STATED TASK =>
All lines in the data bearing the string "Algeria" should be identified and copied.

─── SUPPLIED MATERIAL

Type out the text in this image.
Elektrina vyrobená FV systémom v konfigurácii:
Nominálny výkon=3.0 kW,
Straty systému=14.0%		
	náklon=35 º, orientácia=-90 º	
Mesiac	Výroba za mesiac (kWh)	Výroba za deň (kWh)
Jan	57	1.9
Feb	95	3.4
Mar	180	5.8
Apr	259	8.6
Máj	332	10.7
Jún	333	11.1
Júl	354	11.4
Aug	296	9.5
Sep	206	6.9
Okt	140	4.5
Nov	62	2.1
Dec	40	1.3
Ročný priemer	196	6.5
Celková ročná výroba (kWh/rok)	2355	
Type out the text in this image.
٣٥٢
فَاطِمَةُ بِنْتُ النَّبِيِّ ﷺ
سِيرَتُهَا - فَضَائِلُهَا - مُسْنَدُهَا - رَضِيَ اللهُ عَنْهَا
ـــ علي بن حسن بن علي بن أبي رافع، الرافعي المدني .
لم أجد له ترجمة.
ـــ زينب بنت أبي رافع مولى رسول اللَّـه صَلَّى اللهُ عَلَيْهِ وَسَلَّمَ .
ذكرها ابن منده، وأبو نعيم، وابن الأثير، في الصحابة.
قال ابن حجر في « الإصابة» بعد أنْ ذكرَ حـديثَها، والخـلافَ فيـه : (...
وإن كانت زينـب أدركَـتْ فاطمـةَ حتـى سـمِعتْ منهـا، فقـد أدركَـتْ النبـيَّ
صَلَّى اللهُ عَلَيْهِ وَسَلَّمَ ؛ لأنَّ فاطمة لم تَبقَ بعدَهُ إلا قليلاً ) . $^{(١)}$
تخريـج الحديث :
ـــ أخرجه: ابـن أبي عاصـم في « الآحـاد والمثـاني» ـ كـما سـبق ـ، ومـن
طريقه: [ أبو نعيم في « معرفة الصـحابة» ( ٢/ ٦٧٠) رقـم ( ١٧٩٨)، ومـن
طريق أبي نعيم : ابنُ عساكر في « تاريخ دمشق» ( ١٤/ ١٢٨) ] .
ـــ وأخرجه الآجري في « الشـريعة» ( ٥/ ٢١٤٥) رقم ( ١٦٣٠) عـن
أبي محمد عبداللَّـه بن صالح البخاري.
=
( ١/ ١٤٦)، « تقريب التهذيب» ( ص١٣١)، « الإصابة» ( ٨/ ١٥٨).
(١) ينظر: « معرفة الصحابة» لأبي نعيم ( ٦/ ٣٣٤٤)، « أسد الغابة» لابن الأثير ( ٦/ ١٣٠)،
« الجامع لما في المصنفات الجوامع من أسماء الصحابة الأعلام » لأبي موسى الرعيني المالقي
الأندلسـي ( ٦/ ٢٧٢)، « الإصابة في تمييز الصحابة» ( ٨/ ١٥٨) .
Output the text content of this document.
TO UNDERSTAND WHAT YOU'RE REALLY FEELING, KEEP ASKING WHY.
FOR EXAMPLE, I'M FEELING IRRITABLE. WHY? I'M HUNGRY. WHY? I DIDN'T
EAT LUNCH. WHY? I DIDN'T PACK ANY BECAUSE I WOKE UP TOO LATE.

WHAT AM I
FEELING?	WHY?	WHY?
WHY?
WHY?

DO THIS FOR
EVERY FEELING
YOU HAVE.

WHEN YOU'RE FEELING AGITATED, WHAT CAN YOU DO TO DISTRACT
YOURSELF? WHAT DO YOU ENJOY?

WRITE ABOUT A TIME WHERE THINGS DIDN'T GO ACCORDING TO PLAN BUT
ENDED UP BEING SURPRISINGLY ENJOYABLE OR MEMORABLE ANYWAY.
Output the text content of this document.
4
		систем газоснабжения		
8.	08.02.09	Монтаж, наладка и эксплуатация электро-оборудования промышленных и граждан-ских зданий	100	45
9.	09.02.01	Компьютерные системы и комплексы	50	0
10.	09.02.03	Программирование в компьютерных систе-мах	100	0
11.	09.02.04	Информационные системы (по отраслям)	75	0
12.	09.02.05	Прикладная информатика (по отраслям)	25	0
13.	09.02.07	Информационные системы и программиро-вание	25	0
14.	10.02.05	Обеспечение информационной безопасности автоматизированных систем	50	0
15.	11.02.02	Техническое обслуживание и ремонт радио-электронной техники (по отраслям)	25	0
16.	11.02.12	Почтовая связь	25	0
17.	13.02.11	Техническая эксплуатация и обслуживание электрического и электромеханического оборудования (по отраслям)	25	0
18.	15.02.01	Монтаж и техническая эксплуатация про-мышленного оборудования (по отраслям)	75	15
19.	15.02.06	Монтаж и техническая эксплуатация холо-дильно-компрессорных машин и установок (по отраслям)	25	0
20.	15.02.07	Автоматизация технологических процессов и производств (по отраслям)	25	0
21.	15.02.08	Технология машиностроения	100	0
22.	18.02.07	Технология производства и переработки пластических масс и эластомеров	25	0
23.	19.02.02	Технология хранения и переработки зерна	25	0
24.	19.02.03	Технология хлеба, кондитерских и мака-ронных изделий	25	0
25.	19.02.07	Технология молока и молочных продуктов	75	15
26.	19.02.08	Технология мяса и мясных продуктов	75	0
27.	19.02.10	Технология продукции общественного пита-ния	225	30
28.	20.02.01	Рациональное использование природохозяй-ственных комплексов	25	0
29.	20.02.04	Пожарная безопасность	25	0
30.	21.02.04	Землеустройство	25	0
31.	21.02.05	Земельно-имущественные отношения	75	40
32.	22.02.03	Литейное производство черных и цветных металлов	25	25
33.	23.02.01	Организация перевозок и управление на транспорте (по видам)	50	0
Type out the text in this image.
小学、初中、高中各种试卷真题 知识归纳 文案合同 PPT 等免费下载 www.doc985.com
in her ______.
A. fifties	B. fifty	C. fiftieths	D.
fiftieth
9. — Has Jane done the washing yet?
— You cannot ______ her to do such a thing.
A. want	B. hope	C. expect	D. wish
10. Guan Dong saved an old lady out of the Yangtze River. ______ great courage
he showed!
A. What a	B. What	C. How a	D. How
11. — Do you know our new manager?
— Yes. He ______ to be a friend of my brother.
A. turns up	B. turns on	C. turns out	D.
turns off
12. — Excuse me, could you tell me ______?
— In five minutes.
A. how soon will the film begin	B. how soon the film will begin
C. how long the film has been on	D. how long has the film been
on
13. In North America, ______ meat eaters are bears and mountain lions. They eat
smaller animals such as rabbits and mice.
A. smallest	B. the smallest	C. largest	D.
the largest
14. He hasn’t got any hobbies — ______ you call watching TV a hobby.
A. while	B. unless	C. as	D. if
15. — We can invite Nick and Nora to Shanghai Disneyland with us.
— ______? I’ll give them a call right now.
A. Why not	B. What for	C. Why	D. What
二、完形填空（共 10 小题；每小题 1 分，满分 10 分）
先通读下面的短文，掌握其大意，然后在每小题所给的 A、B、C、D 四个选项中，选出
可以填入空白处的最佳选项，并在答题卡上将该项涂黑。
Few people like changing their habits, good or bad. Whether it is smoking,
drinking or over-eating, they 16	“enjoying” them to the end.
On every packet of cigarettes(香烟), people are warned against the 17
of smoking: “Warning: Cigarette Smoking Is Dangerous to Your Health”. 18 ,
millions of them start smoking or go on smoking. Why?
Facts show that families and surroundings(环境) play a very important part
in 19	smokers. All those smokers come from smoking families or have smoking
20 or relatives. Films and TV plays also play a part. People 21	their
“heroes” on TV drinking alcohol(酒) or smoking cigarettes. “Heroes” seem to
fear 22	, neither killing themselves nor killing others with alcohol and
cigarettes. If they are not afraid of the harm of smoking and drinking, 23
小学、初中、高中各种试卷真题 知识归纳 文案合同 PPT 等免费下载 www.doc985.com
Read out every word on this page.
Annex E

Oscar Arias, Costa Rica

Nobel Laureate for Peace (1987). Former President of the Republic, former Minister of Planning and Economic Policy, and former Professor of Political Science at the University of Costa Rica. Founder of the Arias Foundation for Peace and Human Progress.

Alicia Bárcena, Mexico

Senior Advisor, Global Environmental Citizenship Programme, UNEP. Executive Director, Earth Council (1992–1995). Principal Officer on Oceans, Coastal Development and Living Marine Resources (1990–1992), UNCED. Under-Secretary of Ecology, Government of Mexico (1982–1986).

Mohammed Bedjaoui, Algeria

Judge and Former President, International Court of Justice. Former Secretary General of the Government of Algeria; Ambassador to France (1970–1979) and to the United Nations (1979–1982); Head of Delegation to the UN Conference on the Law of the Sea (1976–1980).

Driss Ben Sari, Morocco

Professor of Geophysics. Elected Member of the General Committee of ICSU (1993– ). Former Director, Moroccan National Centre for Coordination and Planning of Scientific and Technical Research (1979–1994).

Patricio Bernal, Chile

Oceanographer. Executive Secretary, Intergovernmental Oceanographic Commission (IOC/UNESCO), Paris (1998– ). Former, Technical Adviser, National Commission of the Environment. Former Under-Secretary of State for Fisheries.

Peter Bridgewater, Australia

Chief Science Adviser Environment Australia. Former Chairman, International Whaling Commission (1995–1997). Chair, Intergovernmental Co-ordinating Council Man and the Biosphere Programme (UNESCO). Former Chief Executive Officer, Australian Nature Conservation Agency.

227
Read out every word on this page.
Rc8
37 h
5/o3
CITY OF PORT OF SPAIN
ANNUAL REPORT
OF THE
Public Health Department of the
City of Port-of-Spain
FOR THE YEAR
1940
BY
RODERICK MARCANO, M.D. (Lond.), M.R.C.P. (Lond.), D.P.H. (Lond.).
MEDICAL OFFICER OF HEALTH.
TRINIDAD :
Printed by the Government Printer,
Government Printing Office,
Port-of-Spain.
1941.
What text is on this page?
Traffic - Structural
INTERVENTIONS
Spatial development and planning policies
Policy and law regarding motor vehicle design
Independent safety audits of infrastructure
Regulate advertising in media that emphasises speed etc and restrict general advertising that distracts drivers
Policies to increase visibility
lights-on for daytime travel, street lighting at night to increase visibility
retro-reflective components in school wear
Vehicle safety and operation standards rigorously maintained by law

──────

RESULT BELOW =>
Mohammed Bedjaoui, Algeria
Judge and Former President, International Court of Justice. Former Secretary General of the Government of Algeria; Ambassador to France (1970–1979) and to the United Nations (1979–1982); Head of Delegation to the UN Conference on the Law of the Sea (1976–1980).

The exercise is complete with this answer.